__Problem statement__
Recast every line of the records below as a JSON list of strings, one string per line, leaving out any blank lines.

- - -

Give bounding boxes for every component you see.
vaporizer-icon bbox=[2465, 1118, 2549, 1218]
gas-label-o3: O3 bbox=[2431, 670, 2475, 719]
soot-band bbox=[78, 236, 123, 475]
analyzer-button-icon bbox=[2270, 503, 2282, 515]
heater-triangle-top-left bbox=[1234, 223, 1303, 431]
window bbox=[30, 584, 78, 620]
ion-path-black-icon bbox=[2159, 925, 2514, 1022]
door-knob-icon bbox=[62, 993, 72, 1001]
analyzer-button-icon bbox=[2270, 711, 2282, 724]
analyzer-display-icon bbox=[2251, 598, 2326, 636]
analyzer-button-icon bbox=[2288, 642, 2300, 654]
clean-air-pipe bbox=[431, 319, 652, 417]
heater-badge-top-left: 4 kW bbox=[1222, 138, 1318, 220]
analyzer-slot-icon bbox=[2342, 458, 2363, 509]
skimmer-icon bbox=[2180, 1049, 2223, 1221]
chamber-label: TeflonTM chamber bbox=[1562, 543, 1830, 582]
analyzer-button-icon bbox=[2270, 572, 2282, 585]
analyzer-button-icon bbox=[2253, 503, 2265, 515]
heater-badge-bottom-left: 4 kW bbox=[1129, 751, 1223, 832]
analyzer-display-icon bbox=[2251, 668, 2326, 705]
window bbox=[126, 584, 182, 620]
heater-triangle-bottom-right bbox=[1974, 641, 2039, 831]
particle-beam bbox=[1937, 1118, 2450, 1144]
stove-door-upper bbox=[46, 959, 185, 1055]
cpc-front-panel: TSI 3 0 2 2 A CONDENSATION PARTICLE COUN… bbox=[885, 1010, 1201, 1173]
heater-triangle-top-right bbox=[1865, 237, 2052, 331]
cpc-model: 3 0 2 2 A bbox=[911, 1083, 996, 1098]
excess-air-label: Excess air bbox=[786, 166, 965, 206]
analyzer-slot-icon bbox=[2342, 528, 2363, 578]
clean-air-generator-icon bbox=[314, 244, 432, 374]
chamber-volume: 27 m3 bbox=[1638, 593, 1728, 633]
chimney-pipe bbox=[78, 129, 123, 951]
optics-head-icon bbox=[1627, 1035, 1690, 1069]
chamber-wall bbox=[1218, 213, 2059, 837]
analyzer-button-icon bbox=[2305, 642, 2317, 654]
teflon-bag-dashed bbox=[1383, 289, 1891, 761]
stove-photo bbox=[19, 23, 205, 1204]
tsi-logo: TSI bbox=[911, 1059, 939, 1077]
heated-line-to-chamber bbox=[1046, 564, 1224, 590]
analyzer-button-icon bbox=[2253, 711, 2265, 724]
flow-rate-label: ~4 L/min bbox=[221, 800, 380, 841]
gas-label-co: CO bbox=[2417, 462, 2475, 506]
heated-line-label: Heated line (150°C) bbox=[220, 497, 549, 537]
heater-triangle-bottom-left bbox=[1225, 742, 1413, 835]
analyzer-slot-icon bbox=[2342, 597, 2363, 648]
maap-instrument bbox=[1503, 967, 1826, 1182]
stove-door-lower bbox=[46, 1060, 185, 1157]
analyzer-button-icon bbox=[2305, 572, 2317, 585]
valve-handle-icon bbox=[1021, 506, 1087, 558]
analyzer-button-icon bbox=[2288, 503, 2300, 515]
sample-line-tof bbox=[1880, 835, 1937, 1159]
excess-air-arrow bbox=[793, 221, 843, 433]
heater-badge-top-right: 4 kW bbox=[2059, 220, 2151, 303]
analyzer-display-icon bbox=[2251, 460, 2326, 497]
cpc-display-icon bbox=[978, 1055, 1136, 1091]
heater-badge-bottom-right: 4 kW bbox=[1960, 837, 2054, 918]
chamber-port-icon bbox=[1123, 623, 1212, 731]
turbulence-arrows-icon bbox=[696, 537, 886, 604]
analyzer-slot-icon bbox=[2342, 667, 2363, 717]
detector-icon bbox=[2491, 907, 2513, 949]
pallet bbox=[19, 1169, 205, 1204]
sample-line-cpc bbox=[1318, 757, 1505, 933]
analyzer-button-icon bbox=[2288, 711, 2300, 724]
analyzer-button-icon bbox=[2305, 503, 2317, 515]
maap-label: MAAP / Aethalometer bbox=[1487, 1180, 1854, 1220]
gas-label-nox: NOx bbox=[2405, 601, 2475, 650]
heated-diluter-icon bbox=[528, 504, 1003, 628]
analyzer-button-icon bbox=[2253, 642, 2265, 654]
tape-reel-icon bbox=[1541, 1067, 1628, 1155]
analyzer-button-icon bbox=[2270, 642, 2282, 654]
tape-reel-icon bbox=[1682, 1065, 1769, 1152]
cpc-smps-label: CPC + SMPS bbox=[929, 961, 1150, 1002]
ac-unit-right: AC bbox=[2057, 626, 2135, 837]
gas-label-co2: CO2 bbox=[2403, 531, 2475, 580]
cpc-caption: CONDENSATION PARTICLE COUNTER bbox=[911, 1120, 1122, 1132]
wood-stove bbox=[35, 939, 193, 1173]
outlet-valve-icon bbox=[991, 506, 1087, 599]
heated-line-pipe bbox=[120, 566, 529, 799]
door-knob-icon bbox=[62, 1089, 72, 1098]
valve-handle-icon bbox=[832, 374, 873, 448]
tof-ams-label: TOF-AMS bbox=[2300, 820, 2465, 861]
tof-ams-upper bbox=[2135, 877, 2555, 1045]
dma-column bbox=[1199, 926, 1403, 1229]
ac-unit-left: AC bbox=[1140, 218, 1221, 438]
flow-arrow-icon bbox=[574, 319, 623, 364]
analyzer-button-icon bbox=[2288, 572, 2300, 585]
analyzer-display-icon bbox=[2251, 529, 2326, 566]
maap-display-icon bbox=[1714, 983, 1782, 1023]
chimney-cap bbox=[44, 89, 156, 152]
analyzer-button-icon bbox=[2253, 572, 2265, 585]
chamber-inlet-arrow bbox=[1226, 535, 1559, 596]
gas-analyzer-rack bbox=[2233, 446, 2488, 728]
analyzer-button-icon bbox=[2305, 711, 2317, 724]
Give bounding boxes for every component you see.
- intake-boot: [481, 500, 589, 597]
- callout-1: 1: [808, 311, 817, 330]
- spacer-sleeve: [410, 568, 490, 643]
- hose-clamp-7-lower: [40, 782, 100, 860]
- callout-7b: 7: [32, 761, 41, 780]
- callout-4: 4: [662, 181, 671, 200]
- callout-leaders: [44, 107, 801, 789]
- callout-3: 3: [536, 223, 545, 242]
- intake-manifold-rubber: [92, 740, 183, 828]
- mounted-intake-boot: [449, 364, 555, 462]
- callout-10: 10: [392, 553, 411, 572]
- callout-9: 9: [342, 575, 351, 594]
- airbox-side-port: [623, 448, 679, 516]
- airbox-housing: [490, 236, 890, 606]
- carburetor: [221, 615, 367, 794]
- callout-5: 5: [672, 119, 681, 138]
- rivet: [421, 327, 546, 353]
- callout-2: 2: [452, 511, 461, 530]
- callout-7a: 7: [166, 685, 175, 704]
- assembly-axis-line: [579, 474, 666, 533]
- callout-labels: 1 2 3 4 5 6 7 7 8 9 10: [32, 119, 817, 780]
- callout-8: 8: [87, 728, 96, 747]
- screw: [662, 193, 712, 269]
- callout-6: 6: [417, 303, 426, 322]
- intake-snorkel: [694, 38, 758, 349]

- - -

__Finished task__
[
  "Give bounding boxes for every component you see.",
  "vaporizer-icon bbox=[2465, 1118, 2549, 1218]",
  "gas-label-o3: O3 bbox=[2431, 670, 2475, 719]",
  "soot-band bbox=[78, 236, 123, 475]",
  "analyzer-button-icon bbox=[2270, 503, 2282, 515]",
  "heater-triangle-top-left bbox=[1234, 223, 1303, 431]",
  "window bbox=[30, 584, 78, 620]",
  "ion-path-black-icon bbox=[2159, 925, 2514, 1022]",
  "door-knob-icon bbox=[62, 993, 72, 1001]",
  "analyzer-button-icon bbox=[2270, 711, 2282, 724]",
  "analyzer-display-icon bbox=[2251, 598, 2326, 636]",
  "analyzer-button-icon bbox=[2288, 642, 2300, 654]",
  "clean-air-pipe bbox=[431, 319, 652, 417]",
  "heater-badge-top-left: 4 kW bbox=[1222, 138, 1318, 220]",
  "analyzer-slot-icon bbox=[2342, 458, 2363, 509]",
  "skimmer-icon bbox=[2180, 1049, 2223, 1221]",
  "chamber-label: TeflonTM chamber bbox=[1562, 543, 1830, 582]",
  "analyzer-button-icon bbox=[2270, 572, 2282, 585]",
  "analyzer-button-icon bbox=[2253, 503, 2265, 515]",
  "heater-badge-bottom-left: 4 kW bbox=[1129, 751, 1223, 832]",
  "analyzer-display-icon bbox=[2251, 668, 2326, 705]",
  "window bbox=[126, 584, 182, 620]",
  "heater-triangle-bottom-right bbox=[1974, 641, 2039, 831]",
  "particle-beam bbox=[1937, 1118, 2450, 1144]",
  "stove-door-upper bbox=[46, 959, 185, 1055]",
  "cpc-front-panel: TSI 3 0 2 2 A CONDENSATION PARTICLE COUN… bbox=[885, 1010, 1201, 1173]",
  "heater-triangle-top-right bbox=[1865, 237, 2052, 331]",
  "cpc-model: 3 0 2 2 A bbox=[911, 1083, 996, 1098]",
  "excess-air-label: Excess air bbox=[786, 166, 965, 206]",
  "analyzer-slot-icon bbox=[2342, 528, 2363, 578]",
  "clean-air-generator-icon bbox=[314, 244, 432, 374]",
  "chamber-volume: 27 m3 bbox=[1638, 593, 1728, 633]",
  "chimney-pipe bbox=[78, 129, 123, 951]",
  "optics-head-icon bbox=[1627, 1035, 1690, 1069]",
  "chamber-wall bbox=[1218, 213, 2059, 837]",
  "analyzer-button-icon bbox=[2305, 642, 2317, 654]",
  "teflon-bag-dashed bbox=[1383, 289, 1891, 761]",
  "stove-photo bbox=[19, 23, 205, 1204]",
  "tsi-logo: TSI bbox=[911, 1059, 939, 1077]",
  "heated-line-to-chamber bbox=[1046, 564, 1224, 590]",
  "analyzer-button-icon bbox=[2253, 711, 2265, 724]",
  "flow-rate-label: ~4 L/min bbox=[221, 800, 380, 841]",
  "gas-label-co: CO bbox=[2417, 462, 2475, 506]",
  "heated-line-label: Heated line (150°C) bbox=[220, 497, 549, 537]",
  "heater-triangle-bottom-left bbox=[1225, 742, 1413, 835]",
  "analyzer-slot-icon bbox=[2342, 597, 2363, 648]",
  "maap-instrument bbox=[1503, 967, 1826, 1182]",
  "stove-door-lower bbox=[46, 1060, 185, 1157]",
  "analyzer-button-icon bbox=[2305, 572, 2317, 585]",
  "valve-handle-icon bbox=[1021, 506, 1087, 558]",
  "analyzer-button-icon bbox=[2288, 503, 2300, 515]",
  "sample-line-tof bbox=[1880, 835, 1937, 1159]",
  "excess-air-arrow bbox=[793, 221, 843, 433]",
  "heater-badge-top-right: 4 kW bbox=[2059, 220, 2151, 303]",
  "analyzer-display-icon bbox=[2251, 460, 2326, 497]",
  "cpc-display-icon bbox=[978, 1055, 1136, 1091]",
  "heater-badge-bottom-right: 4 kW bbox=[1960, 837, 2054, 918]",
  "chamber-port-icon bbox=[1123, 623, 1212, 731]",
  "turbulence-arrows-icon bbox=[696, 537, 886, 604]",
  "analyzer-slot-icon bbox=[2342, 667, 2363, 717]",
  "detector-icon bbox=[2491, 907, 2513, 949]",
  "pallet bbox=[19, 1169, 205, 1204]",
  "sample-line-cpc bbox=[1318, 757, 1505, 933]",
  "analyzer-button-icon bbox=[2288, 711, 2300, 724]",
  "analyzer-button-icon bbox=[2305, 503, 2317, 515]",
  "maap-label: MAAP / Aethalometer bbox=[1487, 1180, 1854, 1220]",
  "gas-label-nox: NOx bbox=[2405, 601, 2475, 650]",
  "heated-diluter-icon bbox=[528, 504, 1003, 628]",
  "analyzer-button-icon bbox=[2253, 642, 2265, 654]",
  "tape-reel-icon bbox=[1541, 1067, 1628, 1155]",
  "analyzer-button-icon bbox=[2270, 642, 2282, 654]",
  "tape-reel-icon bbox=[1682, 1065, 1769, 1152]",
  "cpc-smps-label: CPC + SMPS bbox=[929, 961, 1150, 1002]",
  "ac-unit-right: AC bbox=[2057, 626, 2135, 837]",
  "gas-label-co2: CO2 bbox=[2403, 531, 2475, 580]",
  "cpc-caption: CONDENSATION PARTICLE COUNTER bbox=[911, 1120, 1122, 1132]",
  "wood-stove bbox=[35, 939, 193, 1173]",
  "outlet-valve-icon bbox=[991, 506, 1087, 599]",
  "heated-line-pipe bbox=[120, 566, 529, 799]",
  "door-knob-icon bbox=[62, 1089, 72, 1098]",
  "valve-handle-icon bbox=[832, 374, 873, 448]",
  "tof-ams-label: TOF-AMS bbox=[2300, 820, 2465, 861]",
  "tof-ams-upper bbox=[2135, 877, 2555, 1045]",
  "dma-column bbox=[1199, 926, 1403, 1229]",
  "ac-unit-left: AC bbox=[1140, 218, 1221, 438]",
  "flow-arrow-icon bbox=[574, 319, 623, 364]",
  "analyzer-button-icon bbox=[2288, 572, 2300, 585]",
  "analyzer-display-icon bbox=[2251, 529, 2326, 566]",
  "maap-display-icon bbox=[1714, 983, 1782, 1023]",
  "chimney-cap bbox=[44, 89, 156, 152]",
  "analyzer-button-icon bbox=[2253, 572, 2265, 585]",
  "chamber-inlet-arrow bbox=[1226, 535, 1559, 596]",
  "gas-analyzer-rack bbox=[2233, 446, 2488, 728]",
  "analyzer-button-icon bbox=[2305, 711, 2317, 724]",
  "Give bounding boxes for every component you see.",
  "- intake-boot: [481, 500, 589, 597]",
  "- callout-1: 1: [808, 311, 817, 330]",
  "- spacer-sleeve: [410, 568, 490, 643]",
  "- hose-clamp-7-lower: [40, 782, 100, 860]",
  "- callout-7b: 7: [32, 761, 41, 780]",
  "- callout-4: 4: [662, 181, 671, 200]",
  "- callout-leaders: [44, 107, 801, 789]",
  "- callout-3: 3: [536, 223, 545, 242]",
  "- intake-manifold-rubber: [92, 740, 183, 828]",
  "- mounted-intake-boot: [449, 364, 555, 462]",
  "- callout-10: 10: [392, 553, 411, 572]",
  "- callout-9: 9: [342, 575, 351, 594]",
  "- airbox-side-port: [623, 448, 679, 516]",
  "- airbox-housing: [490, 236, 890, 606]",
  "- carburetor: [221, 615, 367, 794]",
  "- callout-5: 5: [672, 119, 681, 138]",
  "- rivet: [421, 327, 546, 353]",
  "- callout-2: 2: [452, 511, 461, 530]",
  "- callout-7a: 7: [166, 685, 175, 704]",
  "- assembly-axis-line: [579, 474, 666, 533]",
  "- callout-labels: 1 2 3 4 5 6 7 7 8 9 10: [32, 119, 817, 780]",
  "- callout-8: 8: [87, 728, 96, 747]",
  "- screw: [662, 193, 712, 269]",
  "- callout-6: 6: [417, 303, 426, 322]",
  "- intake-snorkel: [694, 38, 758, 349]"
]